Data records
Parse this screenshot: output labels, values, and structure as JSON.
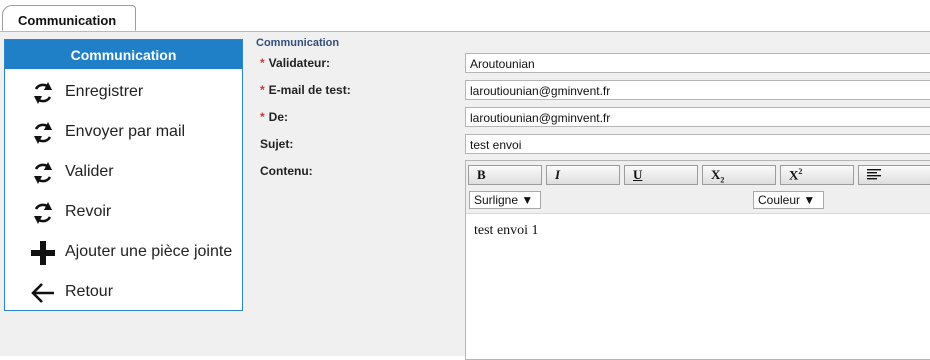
{
  "tab": {
    "label": "Communication"
  },
  "sidebar": {
    "title": "Communication",
    "items": [
      {
        "label": "Enregistrer",
        "icon": "refresh-icon"
      },
      {
        "label": "Envoyer par mail",
        "icon": "refresh-icon"
      },
      {
        "label": "Valider",
        "icon": "refresh-icon"
      },
      {
        "label": "Revoir",
        "icon": "refresh-icon"
      },
      {
        "label": "Ajouter une pièce jointe",
        "icon": "plus-icon"
      },
      {
        "label": "Retour",
        "icon": "arrow-left-icon"
      }
    ]
  },
  "form": {
    "section_title": "Communication",
    "required_mark": "*",
    "validateur": {
      "label": "Validateur:",
      "value": "Aroutounian"
    },
    "email_test": {
      "label": "E-mail de test:",
      "value": "laroutiounian@gminvent.fr"
    },
    "de": {
      "label": "De:",
      "value": "laroutiounian@gminvent.fr"
    },
    "sujet": {
      "label": "Sujet:",
      "value": "test envoi"
    },
    "contenu": {
      "label": "Contenu:"
    }
  },
  "editor": {
    "toolbar": {
      "bold": "B",
      "italic": "I",
      "underline": "U",
      "subscript": "X",
      "sub_mark": "2",
      "superscript": "X",
      "sup_mark": "2"
    },
    "surligne": "Surligne ▼",
    "couleur": "Couleur ▼",
    "body": "test envoi 1"
  },
  "colors": {
    "accent": "#1f7fc7",
    "required": "#c63b3b",
    "section_title": "#324e7c"
  }
}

— Directions for this task —
Write the full listing out again with every line unchanged, but include no pictures.

— Response for this exercise —
Parse this screenshot: output labels, values, and structure as JSON.
{
  "tab": {
    "label": "Communication"
  },
  "sidebar": {
    "title": "Communication",
    "items": [
      {
        "label": "Enregistrer",
        "icon": "refresh-icon"
      },
      {
        "label": "Envoyer par mail",
        "icon": "refresh-icon"
      },
      {
        "label": "Valider",
        "icon": "refresh-icon"
      },
      {
        "label": "Revoir",
        "icon": "refresh-icon"
      },
      {
        "label": "Ajouter une pièce jointe",
        "icon": "plus-icon"
      },
      {
        "label": "Retour",
        "icon": "arrow-left-icon"
      }
    ]
  },
  "form": {
    "section_title": "Communication",
    "required_mark": "*",
    "validateur": {
      "label": "Validateur:",
      "value": "Aroutounian"
    },
    "email_test": {
      "label": "E-mail de test:",
      "value": "laroutiounian@gminvent.fr"
    },
    "de": {
      "label": "De:",
      "value": "laroutiounian@gminvent.fr"
    },
    "sujet": {
      "label": "Sujet:",
      "value": "test envoi"
    },
    "contenu": {
      "label": "Contenu:"
    }
  },
  "editor": {
    "toolbar": {
      "bold": "B",
      "italic": "I",
      "underline": "U",
      "subscript": "X",
      "sub_mark": "2",
      "superscript": "X",
      "sup_mark": "2"
    },
    "surligne": "Surligne ▼",
    "couleur": "Couleur ▼",
    "body": "test envoi 1"
  },
  "colors": {
    "accent": "#1f7fc7",
    "required": "#c63b3b",
    "section_title": "#324e7c"
  }
}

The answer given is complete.